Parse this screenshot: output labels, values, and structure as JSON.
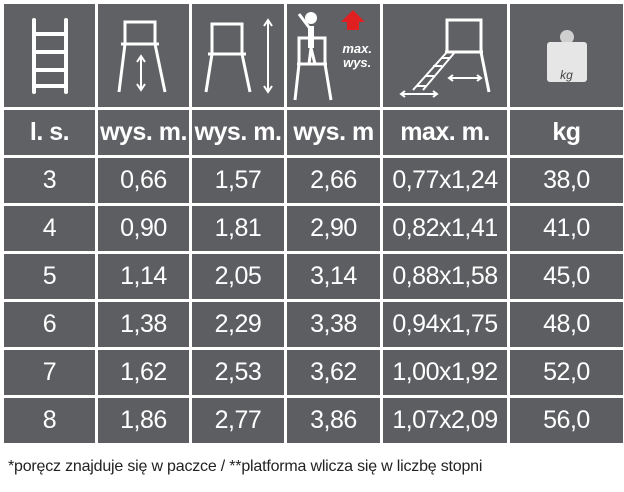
{
  "icons": [
    {
      "name": "ladder-icon"
    },
    {
      "name": "step-height-icon"
    },
    {
      "name": "ladder-height-icon"
    },
    {
      "name": "reach-height-icon",
      "label": "max.\nwys."
    },
    {
      "name": "platform-size-icon"
    },
    {
      "name": "weight-icon",
      "label": "kg"
    }
  ],
  "headers": [
    "l. s.",
    "wys. m.",
    "wys. m.",
    "wys. m",
    "max. m.",
    "kg"
  ],
  "rows": [
    [
      "3",
      "0,66",
      "1,57",
      "2,66",
      "0,77x1,24",
      "38,0"
    ],
    [
      "4",
      "0,90",
      "1,81",
      "2,90",
      "0,82x1,41",
      "41,0"
    ],
    [
      "5",
      "1,14",
      "2,05",
      "3,14",
      "0,88x1,58",
      "45,0"
    ],
    [
      "6",
      "1,38",
      "2,29",
      "3,38",
      "0,94x1,75",
      "48,0"
    ],
    [
      "7",
      "1,62",
      "2,53",
      "3,62",
      "1,00x1,92",
      "52,0"
    ],
    [
      "8",
      "1,86",
      "2,77",
      "3,86",
      "1,07x2,09",
      "56,0"
    ]
  ],
  "footnote": "*poręcz znajduje się w paczce / **platforma wlicza się w liczbę stopni",
  "colors": {
    "cell": "#5d5e61",
    "accent_arrow": "#e02020",
    "text": "#ffffff"
  }
}
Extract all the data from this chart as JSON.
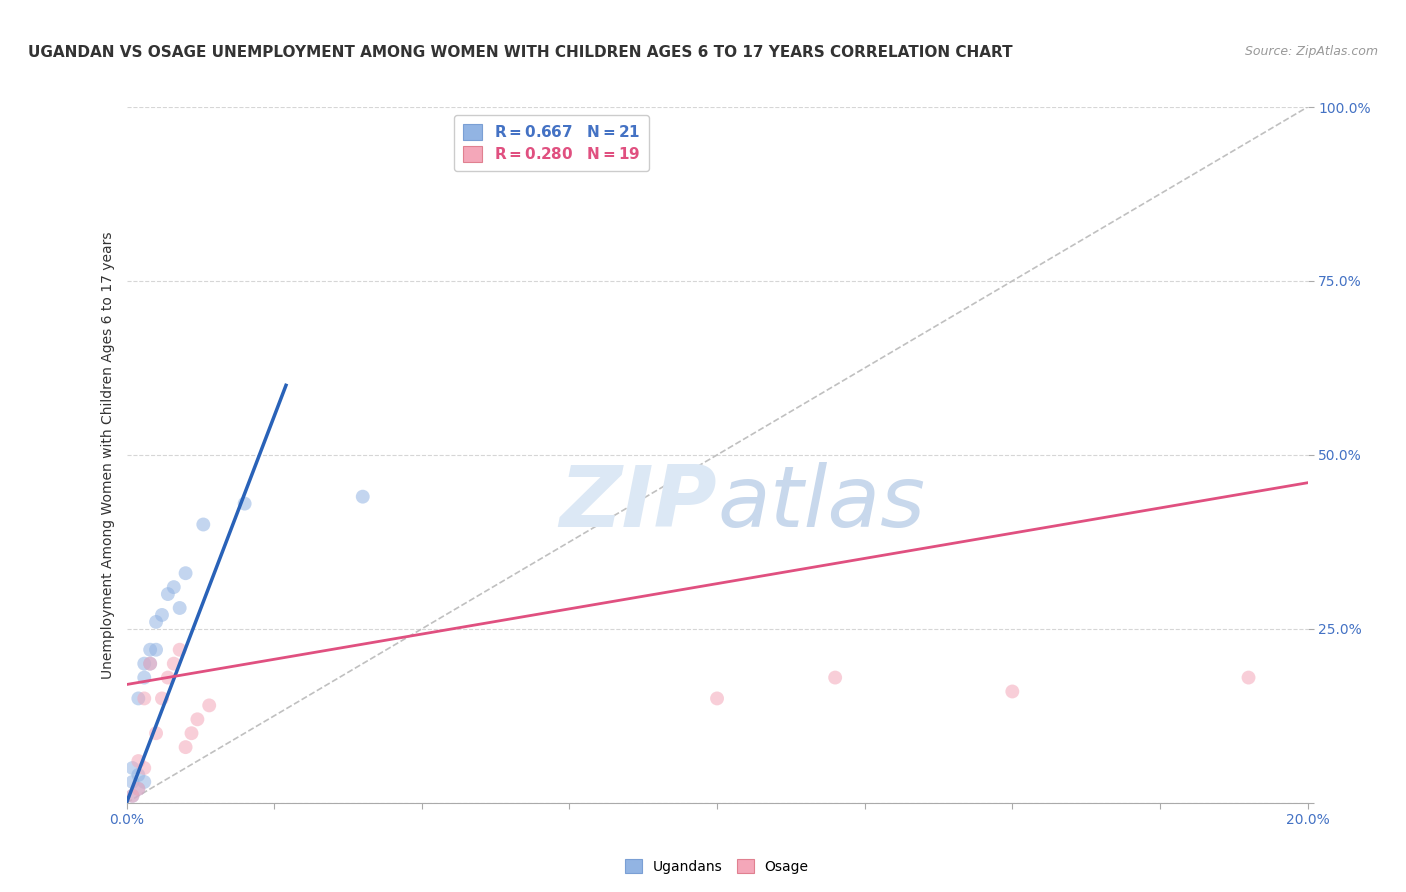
{
  "title": "UGANDAN VS OSAGE UNEMPLOYMENT AMONG WOMEN WITH CHILDREN AGES 6 TO 17 YEARS CORRELATION CHART",
  "source": "Source: ZipAtlas.com",
  "ylabel": "Unemployment Among Women with Children Ages 6 to 17 years",
  "xlim": [
    0.0,
    0.2
  ],
  "ylim": [
    0.0,
    1.0
  ],
  "xticks": [
    0.0,
    0.025,
    0.05,
    0.075,
    0.1,
    0.125,
    0.15,
    0.175,
    0.2
  ],
  "xticklabels": [
    "0.0%",
    "",
    "",
    "",
    "",
    "",
    "",
    "",
    "20.0%"
  ],
  "yticks": [
    0.0,
    0.25,
    0.5,
    0.75,
    1.0
  ],
  "yticklabels": [
    "",
    "25.0%",
    "50.0%",
    "75.0%",
    "100.0%"
  ],
  "ugandan_color": "#92b4e3",
  "osage_color": "#f4a7b9",
  "ugandan_line_color": "#2962b8",
  "osage_line_color": "#e05080",
  "diagonal_color": "#c0c0c0",
  "watermark_color": "#dce8f5",
  "background_color": "#ffffff",
  "ugandan_x": [
    0.001,
    0.001,
    0.001,
    0.002,
    0.002,
    0.002,
    0.003,
    0.003,
    0.003,
    0.004,
    0.004,
    0.005,
    0.005,
    0.006,
    0.007,
    0.008,
    0.009,
    0.01,
    0.013,
    0.02,
    0.04
  ],
  "ugandan_y": [
    0.01,
    0.03,
    0.05,
    0.02,
    0.04,
    0.15,
    0.03,
    0.18,
    0.2,
    0.2,
    0.22,
    0.22,
    0.26,
    0.27,
    0.3,
    0.31,
    0.28,
    0.33,
    0.4,
    0.43,
    0.44
  ],
  "osage_x": [
    0.001,
    0.002,
    0.002,
    0.003,
    0.003,
    0.004,
    0.005,
    0.006,
    0.007,
    0.008,
    0.009,
    0.01,
    0.011,
    0.012,
    0.014,
    0.1,
    0.12,
    0.15,
    0.19
  ],
  "osage_y": [
    0.01,
    0.02,
    0.06,
    0.05,
    0.15,
    0.2,
    0.1,
    0.15,
    0.18,
    0.2,
    0.22,
    0.08,
    0.1,
    0.12,
    0.14,
    0.15,
    0.18,
    0.16,
    0.18
  ],
  "ugandan_trendline": [
    0.0,
    0.0,
    0.027,
    0.6
  ],
  "osage_trendline": [
    0.0,
    0.17,
    0.2,
    0.46
  ],
  "marker_size": 100,
  "marker_alpha": 0.55,
  "title_fontsize": 11,
  "label_fontsize": 10,
  "tick_fontsize": 10,
  "legend_fontsize": 11,
  "source_fontsize": 9
}
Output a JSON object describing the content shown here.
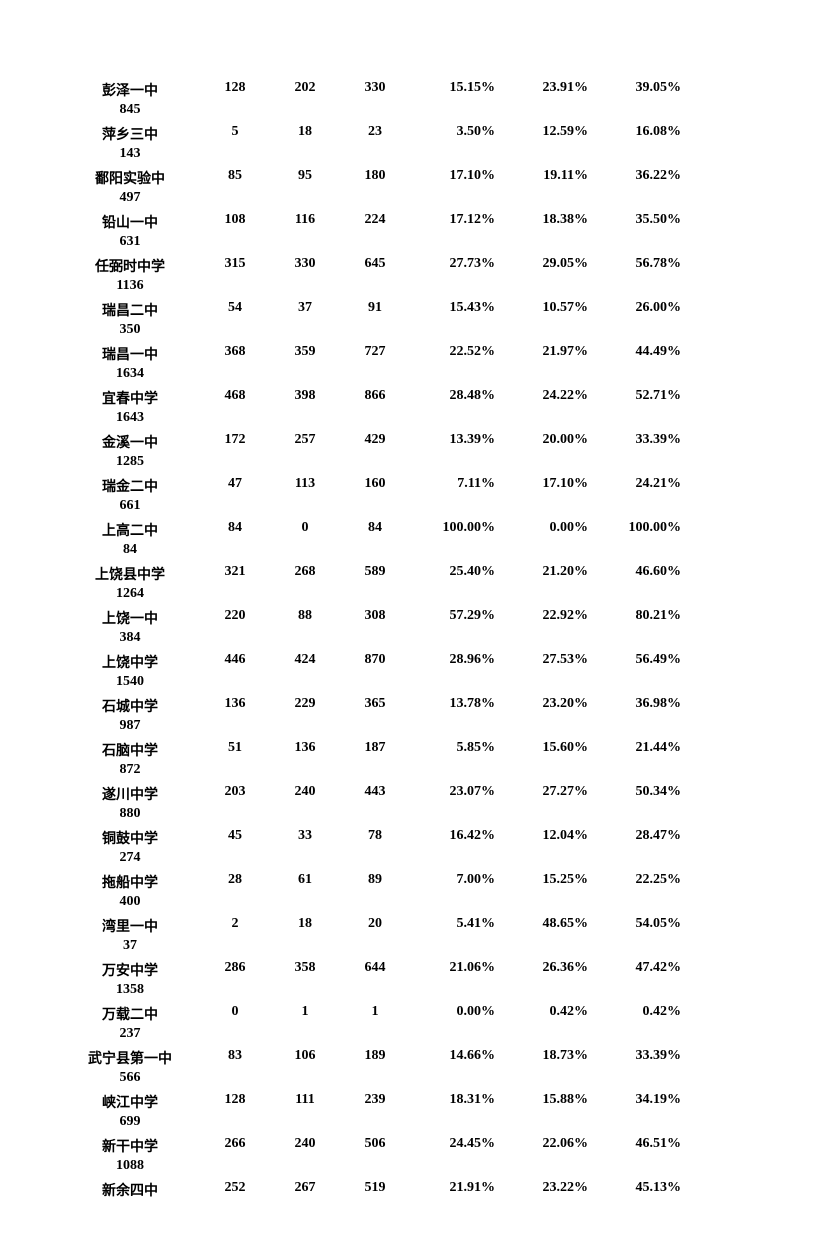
{
  "table": {
    "columns": {
      "name_width": 140,
      "num_width": 70,
      "pct_width": 85
    },
    "font": {
      "family": "SimSun",
      "size_pt": 14,
      "weight": "bold",
      "color": "#000000"
    },
    "background_color": "#ffffff",
    "rows": [
      {
        "name": "彭泽一中",
        "c1": "128",
        "c2": "202",
        "c3": "330",
        "p1": "15.15%",
        "p2": "23.91%",
        "p3": "39.05%",
        "sub": "845"
      },
      {
        "name": "萍乡三中",
        "c1": "5",
        "c2": "18",
        "c3": "23",
        "p1": "3.50%",
        "p2": "12.59%",
        "p3": "16.08%",
        "sub": "143"
      },
      {
        "name": "鄱阳实验中",
        "c1": "85",
        "c2": "95",
        "c3": "180",
        "p1": "17.10%",
        "p2": "19.11%",
        "p3": "36.22%",
        "sub": "497"
      },
      {
        "name": "铅山一中",
        "c1": "108",
        "c2": "116",
        "c3": "224",
        "p1": "17.12%",
        "p2": "18.38%",
        "p3": "35.50%",
        "sub": "631"
      },
      {
        "name": "任弼时中学",
        "c1": "315",
        "c2": "330",
        "c3": "645",
        "p1": "27.73%",
        "p2": "29.05%",
        "p3": "56.78%",
        "sub": "1136"
      },
      {
        "name": "瑞昌二中",
        "c1": "54",
        "c2": "37",
        "c3": "91",
        "p1": "15.43%",
        "p2": "10.57%",
        "p3": "26.00%",
        "sub": "350"
      },
      {
        "name": "瑞昌一中",
        "c1": "368",
        "c2": "359",
        "c3": "727",
        "p1": "22.52%",
        "p2": "21.97%",
        "p3": "44.49%",
        "sub": "1634"
      },
      {
        "name": "宜春中学",
        "c1": "468",
        "c2": "398",
        "c3": "866",
        "p1": "28.48%",
        "p2": "24.22%",
        "p3": "52.71%",
        "sub": "1643"
      },
      {
        "name": "金溪一中",
        "c1": "172",
        "c2": "257",
        "c3": "429",
        "p1": "13.39%",
        "p2": "20.00%",
        "p3": "33.39%",
        "sub": "1285"
      },
      {
        "name": "瑞金二中",
        "c1": "47",
        "c2": "113",
        "c3": "160",
        "p1": "7.11%",
        "p2": "17.10%",
        "p3": "24.21%",
        "sub": "661"
      },
      {
        "name": "上高二中",
        "c1": "84",
        "c2": "0",
        "c3": "84",
        "p1": "100.00%",
        "p2": "0.00%",
        "p3": "100.00%",
        "sub": "84"
      },
      {
        "name": "上饶县中学",
        "c1": "321",
        "c2": "268",
        "c3": "589",
        "p1": "25.40%",
        "p2": "21.20%",
        "p3": "46.60%",
        "sub": "1264"
      },
      {
        "name": "上饶一中",
        "c1": "220",
        "c2": "88",
        "c3": "308",
        "p1": "57.29%",
        "p2": "22.92%",
        "p3": "80.21%",
        "sub": "384"
      },
      {
        "name": "上饶中学",
        "c1": "446",
        "c2": "424",
        "c3": "870",
        "p1": "28.96%",
        "p2": "27.53%",
        "p3": "56.49%",
        "sub": "1540"
      },
      {
        "name": "石城中学",
        "c1": "136",
        "c2": "229",
        "c3": "365",
        "p1": "13.78%",
        "p2": "23.20%",
        "p3": "36.98%",
        "sub": "987"
      },
      {
        "name": "石脑中学",
        "c1": "51",
        "c2": "136",
        "c3": "187",
        "p1": "5.85%",
        "p2": "15.60%",
        "p3": "21.44%",
        "sub": "872"
      },
      {
        "name": "遂川中学",
        "c1": "203",
        "c2": "240",
        "c3": "443",
        "p1": "23.07%",
        "p2": "27.27%",
        "p3": "50.34%",
        "sub": "880"
      },
      {
        "name": "铜鼓中学",
        "c1": "45",
        "c2": "33",
        "c3": "78",
        "p1": "16.42%",
        "p2": "12.04%",
        "p3": "28.47%",
        "sub": "274"
      },
      {
        "name": "拖船中学",
        "c1": "28",
        "c2": "61",
        "c3": "89",
        "p1": "7.00%",
        "p2": "15.25%",
        "p3": "22.25%",
        "sub": "400"
      },
      {
        "name": "湾里一中",
        "c1": "2",
        "c2": "18",
        "c3": "20",
        "p1": "5.41%",
        "p2": "48.65%",
        "p3": "54.05%",
        "sub": "37"
      },
      {
        "name": "万安中学",
        "c1": "286",
        "c2": "358",
        "c3": "644",
        "p1": "21.06%",
        "p2": "26.36%",
        "p3": "47.42%",
        "sub": "1358"
      },
      {
        "name": "万载二中",
        "c1": "0",
        "c2": "1",
        "c3": "1",
        "p1": "0.00%",
        "p2": "0.42%",
        "p3": "0.42%",
        "sub": "237"
      },
      {
        "name": "武宁县第一中",
        "c1": "83",
        "c2": "106",
        "c3": "189",
        "p1": "14.66%",
        "p2": "18.73%",
        "p3": "33.39%",
        "sub": "566"
      },
      {
        "name": "峡江中学",
        "c1": "128",
        "c2": "111",
        "c3": "239",
        "p1": "18.31%",
        "p2": "15.88%",
        "p3": "34.19%",
        "sub": "699"
      },
      {
        "name": "新干中学",
        "c1": "266",
        "c2": "240",
        "c3": "506",
        "p1": "24.45%",
        "p2": "22.06%",
        "p3": "46.51%",
        "sub": "1088"
      },
      {
        "name": "新余四中",
        "c1": "252",
        "c2": "267",
        "c3": "519",
        "p1": "21.91%",
        "p2": "23.22%",
        "p3": "45.13%",
        "sub": ""
      }
    ]
  }
}
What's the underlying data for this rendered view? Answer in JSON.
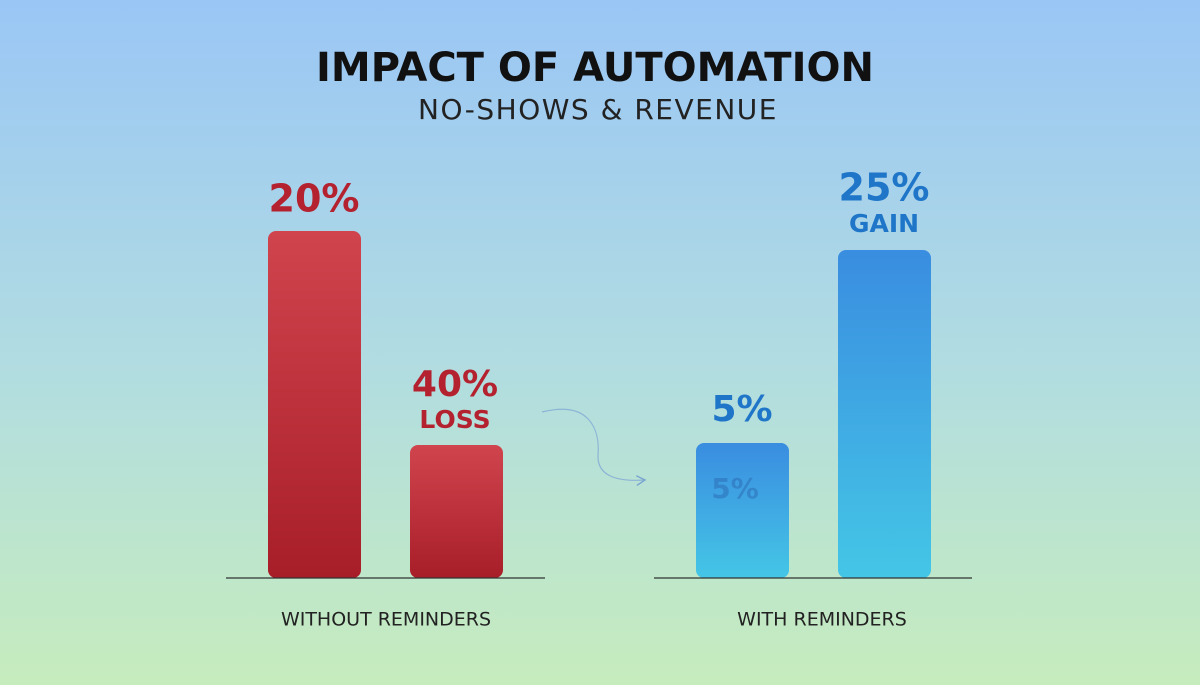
{
  "header": {
    "title": "IMPACT OF AUTOMATION",
    "subtitle": "NO-SHOWS & REVENUE"
  },
  "groups": [
    {
      "label": "WITHOUT REMINDERS",
      "bars": [
        {
          "label": "20%"
        },
        {
          "label": "40%",
          "note": "LOSS"
        }
      ]
    },
    {
      "label": "WITH REMINDERS",
      "bars": [
        {
          "label": "5%",
          "inner_label": "5%"
        },
        {
          "label": "25%",
          "note": "GAIN"
        }
      ]
    }
  ]
}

EXERCISE >> Copy nothing outside the span: please output the lines from the one with "What's the underlying" through the end of the entries above, and skip the pictures.

TASK ANSWER >>
What's the underlying data for this rendered view? Answer in JSON.
{
  "header": {
    "title": "IMPACT OF AUTOMATION",
    "subtitle": "NO-SHOWS & REVENUE"
  },
  "groups": [
    {
      "label": "WITHOUT REMINDERS",
      "bars": [
        {
          "label": "20%"
        },
        {
          "label": "40%",
          "note": "LOSS"
        }
      ]
    },
    {
      "label": "WITH REMINDERS",
      "bars": [
        {
          "label": "5%",
          "inner_label": "5%"
        },
        {
          "label": "25%",
          "note": "GAIN"
        }
      ]
    }
  ]
}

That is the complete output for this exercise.